Leave out the pictures and copy each record below exactly.

[Items from a dataset]
## begin
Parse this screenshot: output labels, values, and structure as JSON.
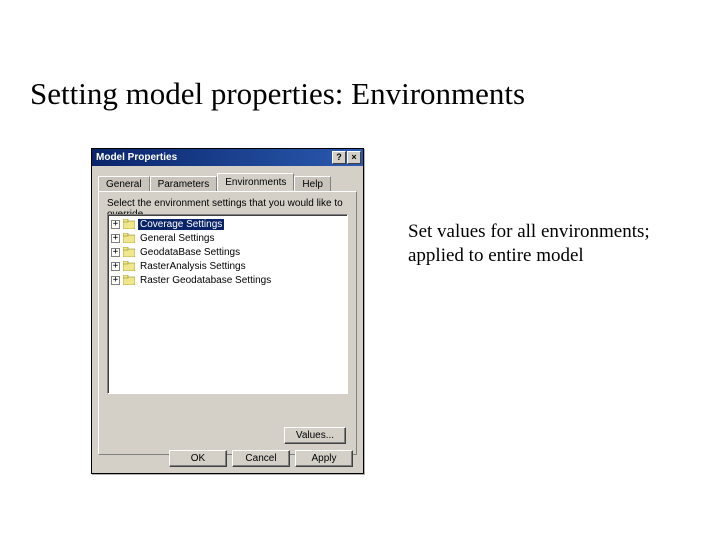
{
  "slide": {
    "title": "Setting model properties: Environments",
    "annotation": "Set values for all environments; applied to entire model"
  },
  "dialog": {
    "title": "Model Properties",
    "help_btn": "?",
    "close_btn": "×",
    "tabs": {
      "general": "General",
      "parameters": "Parameters",
      "environments": "Environments",
      "help": "Help"
    },
    "instruction": "Select the environment settings that you would like to override.",
    "tree": [
      {
        "label": "Coverage Settings",
        "selected": true
      },
      {
        "label": "General Settings",
        "selected": false
      },
      {
        "label": "GeodataBase Settings",
        "selected": false
      },
      {
        "label": "RasterAnalysis Settings",
        "selected": false
      },
      {
        "label": "Raster Geodatabase Settings",
        "selected": false
      }
    ],
    "values_btn": "Values...",
    "buttons": {
      "ok": "OK",
      "cancel": "Cancel",
      "apply": "Apply"
    }
  }
}
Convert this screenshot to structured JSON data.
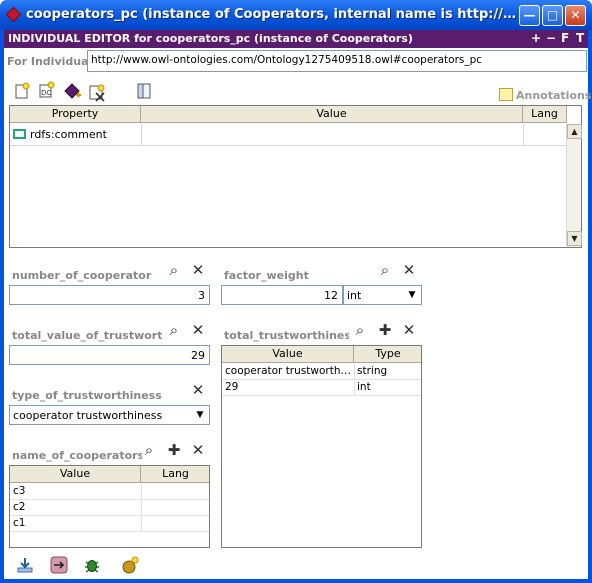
{
  "window": {
    "title": "cooperators_pc   (instance of Cooperators, internal name is http://www.owl-ontologies.com/Ontology1275409518.owl#cooperators_pc)",
    "minimize_glyph": "—",
    "maximize_glyph": "□",
    "close_glyph": "✕"
  },
  "editor": {
    "header_title": "INDIVIDUAL EDITOR for cooperators_pc   (instance of Cooperators)",
    "header_controls": [
      "+",
      "−",
      "F",
      "T"
    ],
    "for_label": "For Individual:",
    "for_value": "http://www.owl-ontologies.com/Ontology1275409518.owl#cooperators_pc",
    "annotations_label": "Annotations"
  },
  "property_table": {
    "columns": [
      "Property",
      "Value",
      "Lang"
    ],
    "rows": [
      {
        "property": "rdfs:comment",
        "value": "",
        "lang": ""
      }
    ]
  },
  "widgets": {
    "number_of_cooperators": {
      "label": "number_of_cooperators",
      "value": "3"
    },
    "factor_weight": {
      "label": "factor_weight",
      "value": "12",
      "type": "int"
    },
    "total_value_of_trustworthiness": {
      "label": "total_value_of_trustworthiness",
      "value": "29"
    },
    "total_trustworthiness": {
      "label": "total_trustworthiness",
      "columns": [
        "Value",
        "Type"
      ],
      "rows": [
        {
          "value": "cooperator trustworthiness",
          "type": "string"
        },
        {
          "value": "29",
          "type": "int"
        }
      ]
    },
    "type_of_trustworthiness": {
      "label": "type_of_trustworthiness",
      "value": "cooperator trustworthiness"
    },
    "name_of_cooperators": {
      "label": "name_of_cooperators",
      "columns": [
        "Value",
        "Lang"
      ],
      "rows": [
        {
          "value": "c3",
          "lang": ""
        },
        {
          "value": "c2",
          "lang": ""
        },
        {
          "value": "c1",
          "lang": ""
        }
      ]
    }
  },
  "glyphs": {
    "find": "⌕",
    "delete": "✕",
    "add": "✚",
    "dropdown": "▼",
    "scroll_up": "▲",
    "scroll_down": "▼"
  },
  "colors": {
    "titlebar": "#0a56dd",
    "editor_header": "#5a1c6c",
    "label_gray": "#888888"
  }
}
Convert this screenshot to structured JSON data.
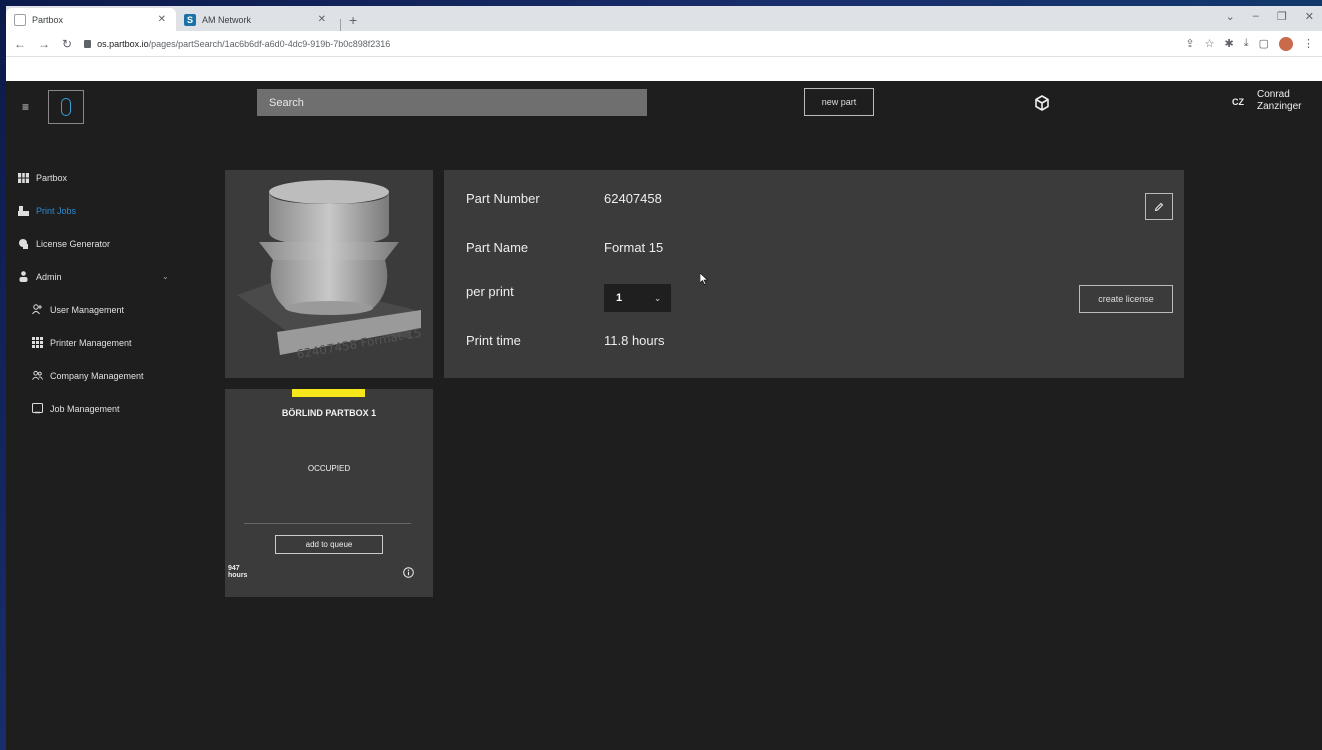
## end
> [Exercise answer]:
Parse this screenshot: output labels, values, and structure as JSON.
{
  "slide": {
    "title": "Setting model properties: Environments",
    "annotation": "Set values for all environments; applied to entire model"
  },
  "dialog": {
    "title": "Model Properties",
    "help_btn": "?",
    "close_btn": "×",
    "tabs": {
      "general": "General",
      "parameters": "Parameters",
      "environments": "Environments",
      "help": "Help"
    },
    "instruction": "Select the environment settings that you would like to override.",
    "tree": [
      {
        "label": "Coverage Settings",
        "selected": true
      },
      {
        "label": "General Settings",
        "selected": false
      },
      {
        "label": "GeodataBase Settings",
        "selected": false
      },
      {
        "label": "RasterAnalysis Settings",
        "selected": false
      },
      {
        "label": "Raster Geodatabase Settings",
        "selected": false
      }
    ],
    "values_btn": "Values...",
    "buttons": {
      "ok": "OK",
      "cancel": "Cancel",
      "apply": "Apply"
    }
  }
}
Convert this screenshot to structured JSON data.
{
  "window": {
    "title": "cooperators_pc   (instance of Cooperators, internal name is http://www.owl-ontologies.com/Ontology1275409518.owl#cooperators_pc)",
    "minimize_glyph": "—",
    "maximize_glyph": "□",
    "close_glyph": "✕"
  },
  "editor": {
    "header_title": "INDIVIDUAL EDITOR for cooperators_pc   (instance of Cooperators)",
    "header_controls": [
      "+",
      "−",
      "F",
      "T"
    ],
    "for_label": "For Individual:",
    "for_value": "http://www.owl-ontologies.com/Ontology1275409518.owl#cooperators_pc",
    "annotations_label": "Annotations"
  },
  "property_table": {
    "columns": [
      "Property",
      "Value",
      "Lang"
    ],
    "rows": [
      {
        "property": "rdfs:comment",
        "value": "",
        "lang": ""
      }
    ]
  },
  "widgets": {
    "number_of_cooperators": {
      "label": "number_of_cooperators",
      "value": "3"
    },
    "factor_weight": {
      "label": "factor_weight",
      "value": "12",
      "type": "int"
    },
    "total_value_of_trustworthiness": {
      "label": "total_value_of_trustworthiness",
      "value": "29"
    },
    "total_trustworthiness": {
      "label": "total_trustworthiness",
      "columns": [
        "Value",
        "Type"
      ],
      "rows": [
        {
          "value": "cooperator trustworthiness",
          "type": "string"
        },
        {
          "value": "29",
          "type": "int"
        }
      ]
    },
    "type_of_trustworthiness": {
      "label": "type_of_trustworthiness",
      "value": "cooperator trustworthiness"
    },
    "name_of_cooperators": {
      "label": "name_of_cooperators",
      "columns": [
        "Value",
        "Lang"
      ],
      "rows": [
        {
          "value": "c3",
          "lang": ""
        },
        {
          "value": "c2",
          "lang": ""
        },
        {
          "value": "c1",
          "lang": ""
        }
      ]
    }
  },
  "glyphs": {
    "find": "⌕",
    "delete": "✕",
    "add": "✚",
    "dropdown": "▼",
    "scroll_up": "▲",
    "scroll_down": "▼"
  },
  "colors": {
    "titlebar": "#0a56dd",
    "editor_header": "#5a1c6c",
    "label_gray": "#888888"
  }
}
Convert this screenshot to structured JSON data.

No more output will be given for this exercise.